_Job_:
Set down the full listing exactly as given. Any pictures are to be left out.

_Task material_:
— Start —

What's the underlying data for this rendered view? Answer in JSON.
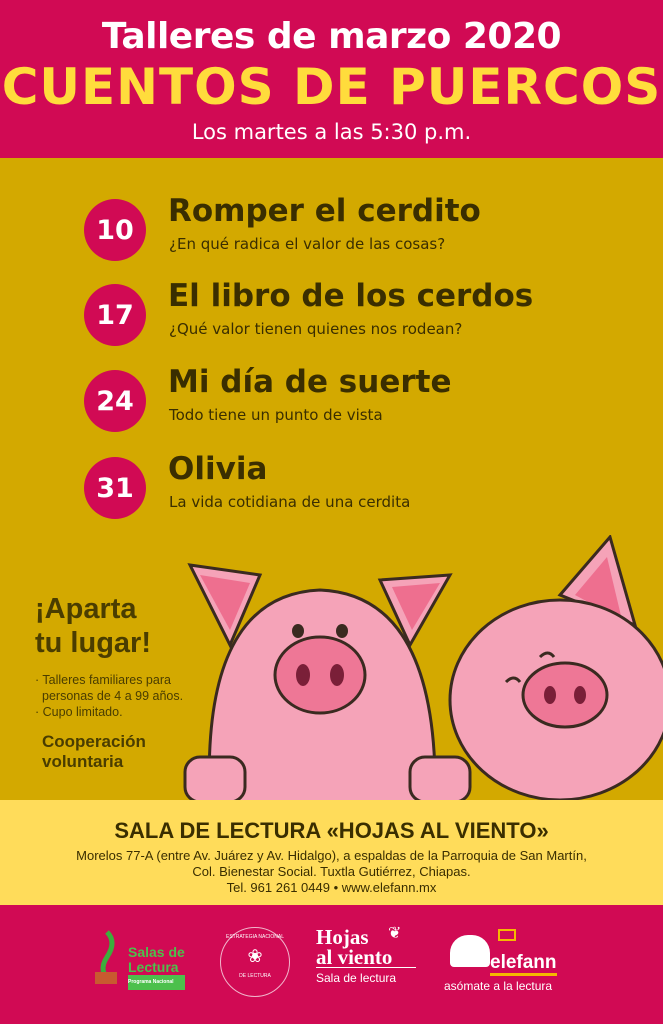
{
  "header": {
    "title": "Talleres de marzo 2020",
    "subtitle": "CUENTOS DE PUERCOS",
    "schedule": "Los martes a las 5:30 p.m."
  },
  "events": [
    {
      "day": "10",
      "title": "Romper el cerdito",
      "subtitle": "¿En qué radica el valor de las cosas?"
    },
    {
      "day": "17",
      "title": "El libro de los cerdos",
      "subtitle": "¿Qué valor tienen quienes nos rodean?"
    },
    {
      "day": "24",
      "title": "Mi día de suerte",
      "subtitle": "Todo tiene un punto de vista"
    },
    {
      "day": "31",
      "title": "Olivia",
      "subtitle": "La vida cotidiana de una cerdita"
    }
  ],
  "reserve": {
    "title_line1": "¡Aparta",
    "title_line2": "tu lugar!",
    "bullets": [
      "· Talleres familiares para",
      "  personas de 4 a 99 años.",
      "· Cupo limitado."
    ],
    "coop_line1": "Cooperación",
    "coop_line2": "voluntaria"
  },
  "venue": {
    "name": "SALA DE LECTURA «HOJAS AL VIENTO»",
    "address1": "Morelos 77-A (entre Av. Juárez y Av. Hidalgo), a espaldas de la Parroquia de San Martín,",
    "address2": "Col. Bienestar Social. Tuxtla Gutiérrez, Chiapas.",
    "contact": "Tel. 961 261 0449  •  www.elefann.mx"
  },
  "logos": {
    "salas": [
      "Salas de",
      "Lectura",
      "Programa Nacional"
    ],
    "estrategia": [
      "ESTRATEGIA NACIONAL",
      "DE LECTURA"
    ],
    "hojas": [
      "Hojas",
      "al viento",
      "Sala de lectura"
    ],
    "elefann": [
      "elefann",
      "asómate a la lectura"
    ]
  },
  "colors": {
    "magenta": "#d10a54",
    "gold": "#d3a900",
    "yellow": "#ffdc5a",
    "title_yellow": "#ffdc3c",
    "pig": "#f5a3b8"
  }
}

— End —

_Response below_:
What's the underlying data for this rendered view? Answer in JSON.
{
  "header": {
    "title": "Talleres de marzo 2020",
    "subtitle": "CUENTOS DE PUERCOS",
    "schedule": "Los martes a las 5:30 p.m."
  },
  "events": [
    {
      "day": "10",
      "title": "Romper el cerdito",
      "subtitle": "¿En qué radica el valor de las cosas?"
    },
    {
      "day": "17",
      "title": "El libro de los cerdos",
      "subtitle": "¿Qué valor tienen quienes nos rodean?"
    },
    {
      "day": "24",
      "title": "Mi día de suerte",
      "subtitle": "Todo tiene un punto de vista"
    },
    {
      "day": "31",
      "title": "Olivia",
      "subtitle": "La vida cotidiana de una cerdita"
    }
  ],
  "reserve": {
    "title_line1": "¡Aparta",
    "title_line2": "tu lugar!",
    "bullets": [
      "· Talleres familiares para",
      "  personas de 4 a 99 años.",
      "· Cupo limitado."
    ],
    "coop_line1": "Cooperación",
    "coop_line2": "voluntaria"
  },
  "venue": {
    "name": "SALA DE LECTURA «HOJAS AL VIENTO»",
    "address1": "Morelos 77-A (entre Av. Juárez y Av. Hidalgo), a espaldas de la Parroquia de San Martín,",
    "address2": "Col. Bienestar Social. Tuxtla Gutiérrez, Chiapas.",
    "contact": "Tel. 961 261 0449  •  www.elefann.mx"
  },
  "logos": {
    "salas": [
      "Salas de",
      "Lectura",
      "Programa Nacional"
    ],
    "estrategia": [
      "ESTRATEGIA NACIONAL",
      "DE LECTURA"
    ],
    "hojas": [
      "Hojas",
      "al viento",
      "Sala de lectura"
    ],
    "elefann": [
      "elefann",
      "asómate a la lectura"
    ]
  },
  "colors": {
    "magenta": "#d10a54",
    "gold": "#d3a900",
    "yellow": "#ffdc5a",
    "title_yellow": "#ffdc3c",
    "pig": "#f5a3b8"
  }
}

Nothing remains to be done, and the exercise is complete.